*** SUPPLIED PASSAGE

Baths are never the right temperature if someone else runs them. You all think you're being kind, actually you're condemning the recipient to messing around with the taps trying to fix your slightly too hot or too cold bath

I came to say this. I wouldn't thank anyone for running a bath for me. It's a very personalised skill. And if I'd done it for any of my children at the advanced age of 14 they'd have raised their eyebrows.

Magda72 · 13/06/2022 09:06

*I am increasingly convinced that the most destructive thing about divorce for children is that the way their parents treat them afterwards. So many ways in which parents putting their own needs to feel positive about the situation over the children’s needs for boundaries and normal expectations and such like.

It’s generally made worse because everyone acts like it’s so nice that a NRP treats the child like visiting royalty.*

@FishcakesWithTooMuchCoriander I couldn't agree more! The way nrc are expected to be treated by the nrp is quite frankly ridiculous & very detrimental to the kids & I'm saying that as a mum who's dc are nrc at their dads.
It's also very difficult for the dc & the rp when the the dc come back to the resident house and are thrown because the rp isn't treating them like royalty! It makes consistent, secure parenting very difficult.

******
*** SUPPLIED ENTRIES

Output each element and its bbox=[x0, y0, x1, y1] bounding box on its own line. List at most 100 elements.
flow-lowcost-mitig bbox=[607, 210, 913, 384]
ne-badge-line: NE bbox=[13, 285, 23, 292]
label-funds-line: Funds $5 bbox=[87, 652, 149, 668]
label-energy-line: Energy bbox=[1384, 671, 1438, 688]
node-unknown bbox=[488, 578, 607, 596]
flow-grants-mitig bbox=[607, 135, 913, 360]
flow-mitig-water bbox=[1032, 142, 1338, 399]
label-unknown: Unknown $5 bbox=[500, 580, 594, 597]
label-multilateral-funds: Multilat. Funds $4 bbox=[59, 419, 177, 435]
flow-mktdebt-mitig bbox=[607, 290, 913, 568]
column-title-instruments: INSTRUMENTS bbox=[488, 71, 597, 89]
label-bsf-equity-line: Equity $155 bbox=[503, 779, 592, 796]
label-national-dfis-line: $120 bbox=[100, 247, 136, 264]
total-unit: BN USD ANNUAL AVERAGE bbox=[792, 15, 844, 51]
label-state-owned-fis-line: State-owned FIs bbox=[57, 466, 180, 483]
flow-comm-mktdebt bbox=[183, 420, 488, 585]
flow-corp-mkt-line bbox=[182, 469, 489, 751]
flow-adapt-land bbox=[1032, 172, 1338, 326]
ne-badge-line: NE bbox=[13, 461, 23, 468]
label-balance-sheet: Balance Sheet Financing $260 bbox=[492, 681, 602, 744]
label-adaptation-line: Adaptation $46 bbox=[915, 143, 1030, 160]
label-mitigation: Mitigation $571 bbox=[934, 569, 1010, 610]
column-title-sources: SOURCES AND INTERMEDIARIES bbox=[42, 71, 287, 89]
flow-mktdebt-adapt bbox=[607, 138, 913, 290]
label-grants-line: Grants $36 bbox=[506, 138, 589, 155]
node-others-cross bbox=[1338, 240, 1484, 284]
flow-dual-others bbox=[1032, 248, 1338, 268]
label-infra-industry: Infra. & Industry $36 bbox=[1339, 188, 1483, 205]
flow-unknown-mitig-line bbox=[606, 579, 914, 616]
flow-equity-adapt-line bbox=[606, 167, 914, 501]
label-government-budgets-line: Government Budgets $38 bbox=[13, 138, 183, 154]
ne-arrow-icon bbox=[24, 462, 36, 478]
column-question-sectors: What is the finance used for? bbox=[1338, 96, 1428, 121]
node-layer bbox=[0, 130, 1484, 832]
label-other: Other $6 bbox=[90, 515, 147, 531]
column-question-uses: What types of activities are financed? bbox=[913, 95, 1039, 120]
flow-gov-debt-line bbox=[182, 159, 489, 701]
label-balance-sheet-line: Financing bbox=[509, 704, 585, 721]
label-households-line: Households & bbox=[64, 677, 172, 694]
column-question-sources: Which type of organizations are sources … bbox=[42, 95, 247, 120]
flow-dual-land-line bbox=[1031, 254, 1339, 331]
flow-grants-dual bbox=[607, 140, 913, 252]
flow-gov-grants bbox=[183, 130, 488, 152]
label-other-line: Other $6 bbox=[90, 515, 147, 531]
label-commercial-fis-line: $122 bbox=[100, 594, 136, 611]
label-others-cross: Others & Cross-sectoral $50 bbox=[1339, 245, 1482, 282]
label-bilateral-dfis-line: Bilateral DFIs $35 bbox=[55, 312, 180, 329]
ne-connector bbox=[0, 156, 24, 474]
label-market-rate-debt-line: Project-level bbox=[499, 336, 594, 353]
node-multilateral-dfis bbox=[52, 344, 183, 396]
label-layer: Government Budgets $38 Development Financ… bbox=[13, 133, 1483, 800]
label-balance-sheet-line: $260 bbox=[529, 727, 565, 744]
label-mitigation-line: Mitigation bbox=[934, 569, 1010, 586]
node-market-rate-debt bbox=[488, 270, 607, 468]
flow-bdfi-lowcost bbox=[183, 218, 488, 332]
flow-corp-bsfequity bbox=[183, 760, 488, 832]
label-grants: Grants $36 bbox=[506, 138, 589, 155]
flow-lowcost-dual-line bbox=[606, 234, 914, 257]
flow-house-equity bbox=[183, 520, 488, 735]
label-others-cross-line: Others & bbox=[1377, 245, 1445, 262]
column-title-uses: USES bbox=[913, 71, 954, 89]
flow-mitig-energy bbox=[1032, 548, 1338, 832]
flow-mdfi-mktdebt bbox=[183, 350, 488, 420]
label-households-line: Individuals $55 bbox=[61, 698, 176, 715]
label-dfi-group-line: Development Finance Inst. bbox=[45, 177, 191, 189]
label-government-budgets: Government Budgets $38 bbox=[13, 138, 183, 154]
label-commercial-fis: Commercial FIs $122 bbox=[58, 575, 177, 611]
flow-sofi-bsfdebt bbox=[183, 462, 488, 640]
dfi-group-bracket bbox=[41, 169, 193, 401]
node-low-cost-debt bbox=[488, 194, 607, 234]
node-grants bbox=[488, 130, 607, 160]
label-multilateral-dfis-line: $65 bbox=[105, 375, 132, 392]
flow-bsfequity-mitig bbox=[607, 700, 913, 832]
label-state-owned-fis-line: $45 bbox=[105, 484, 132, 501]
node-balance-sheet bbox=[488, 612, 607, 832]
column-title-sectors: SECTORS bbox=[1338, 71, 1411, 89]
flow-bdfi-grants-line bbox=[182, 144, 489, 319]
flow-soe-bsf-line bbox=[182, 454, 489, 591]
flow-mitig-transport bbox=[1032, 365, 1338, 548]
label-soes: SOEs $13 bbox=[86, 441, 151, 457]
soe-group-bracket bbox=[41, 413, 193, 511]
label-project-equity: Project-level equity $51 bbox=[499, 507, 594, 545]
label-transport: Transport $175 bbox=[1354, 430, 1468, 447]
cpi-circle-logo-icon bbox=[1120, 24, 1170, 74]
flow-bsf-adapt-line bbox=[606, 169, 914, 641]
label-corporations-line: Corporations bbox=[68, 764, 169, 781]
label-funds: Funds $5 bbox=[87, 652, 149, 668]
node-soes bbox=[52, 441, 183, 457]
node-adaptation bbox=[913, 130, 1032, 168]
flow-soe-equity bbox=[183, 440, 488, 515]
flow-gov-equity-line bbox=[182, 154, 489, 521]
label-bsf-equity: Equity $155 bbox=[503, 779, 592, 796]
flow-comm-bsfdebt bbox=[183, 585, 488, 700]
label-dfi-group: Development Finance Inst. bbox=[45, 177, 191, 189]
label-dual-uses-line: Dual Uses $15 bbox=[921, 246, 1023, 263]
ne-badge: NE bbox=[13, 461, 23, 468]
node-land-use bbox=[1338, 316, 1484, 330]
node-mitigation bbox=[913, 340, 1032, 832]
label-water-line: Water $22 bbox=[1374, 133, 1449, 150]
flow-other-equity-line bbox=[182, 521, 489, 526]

******

> _WORK INSTRUCTION A_
According to the forum excerpt, at what age would the poster's children have raised their eyebrows if a bath had been run for them?
> _WORK INSTRUCTION B_
In the forum excerpt, why does Magda72 say it is difficult for the children and the resident parent when the children come back to the resident house?
> _WORK INSTRUCTION C_
Output the forum excerpt from "Baths are never" up to and including "raised their eyebrows.".

> _WORKED SOLUTION A_
At 14.

> _WORKED SOLUTION B_
The children are thrown because the resident parent does not treat them like royalty, as the non-resident parent does. This makes consistent, secure parenting very difficult.

> _WORKED SOLUTION C_
Baths are never the right temperature if someone else runs them. You all think you're being kind, actually you're condemning the recipient to messing around with the taps trying to fix your slightly too hot or too cold bath

I came to say this. I wouldn't thank anyone for running a bath for me. It's a very personalised skill. And if I'd done it for any of my children at the advanced age of 14 they'd have raised their eyebrows.